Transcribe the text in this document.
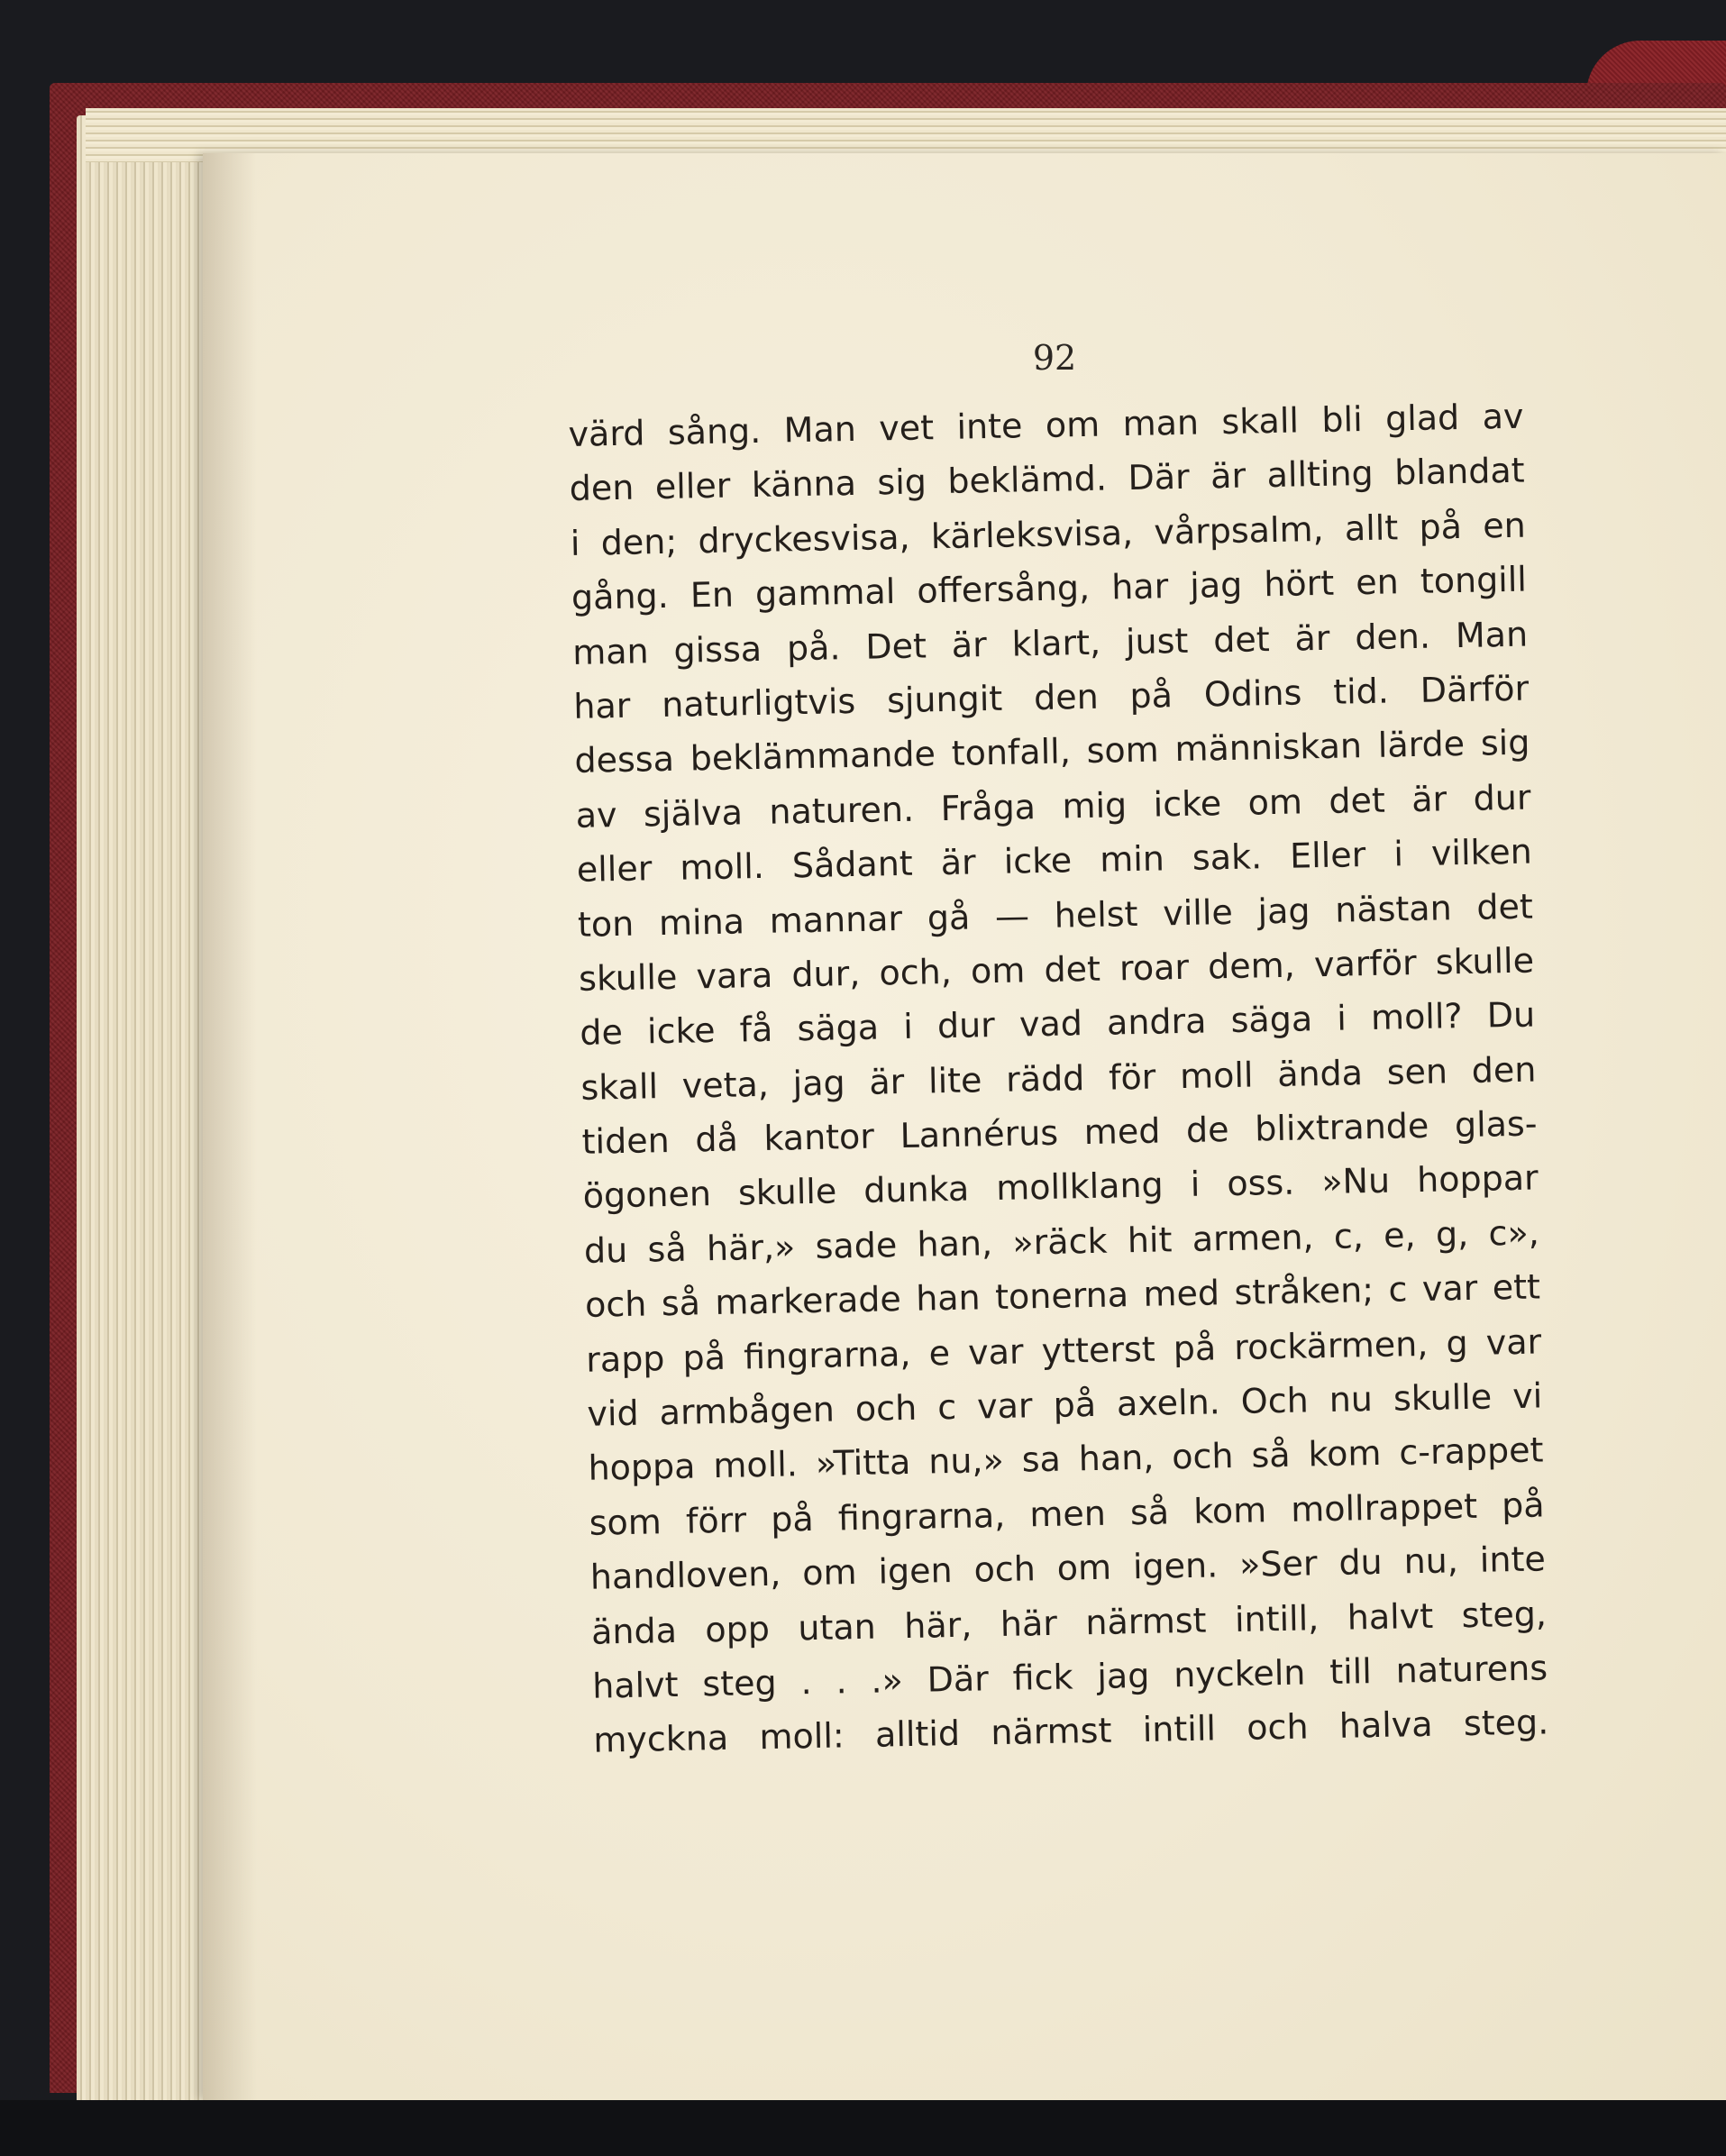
92
värd sång. Man vet inte om man skall bli glad av
den eller känna sig beklämd. Där är allting blandat
i den; dryckesvisa, kärleksvisa, vårpsalm, allt på en
gång. En gammal offersång, har jag hört en tongill
man gissa på. Det är klart, just det är den. Man
har naturligtvis sjungit den på Odins tid. Därför
dessa beklämmande tonfall, som människan lärde sig
av själva naturen. Fråga mig icke om det är dur
eller moll. Sådant är icke min sak. Eller i vilken
ton mina mannar gå — helst ville jag nästan det
skulle vara dur, och, om det roar dem, varför skulle
de icke få säga i dur vad andra säga i moll? Du
skall veta, jag är lite rädd för moll ända sen den
tiden då kantor Lannérus med de blixtrande glas-
ögonen skulle dunka mollklang i oss. »Nu hoppar
du så här,» sade han, »räck hit armen, c, e, g, c»,
och så markerade han tonerna med stråken; c var ett
rapp på fingrarna, e var ytterst på rockärmen, g var
vid armbågen och c var på axeln. Och nu skulle vi
hoppa moll. »Titta nu,» sa han, och så kom c-rappet
som förr på fingrarna, men så kom mollrappet på
handloven, om igen och om igen. »Ser du nu, inte
ända opp utan här, här närmst intill, halvt steg,
halvt steg . . .» Där fick jag nyckeln till naturens
myckna moll: alltid närmst intill och halva steg.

☆ ☆ ☆

◆ TO DO:
The lines above form a set of records; determine how many of them contain the string "närmst" and give that number alone.

◆ SOLUTION TO THIS PROBLEM:
2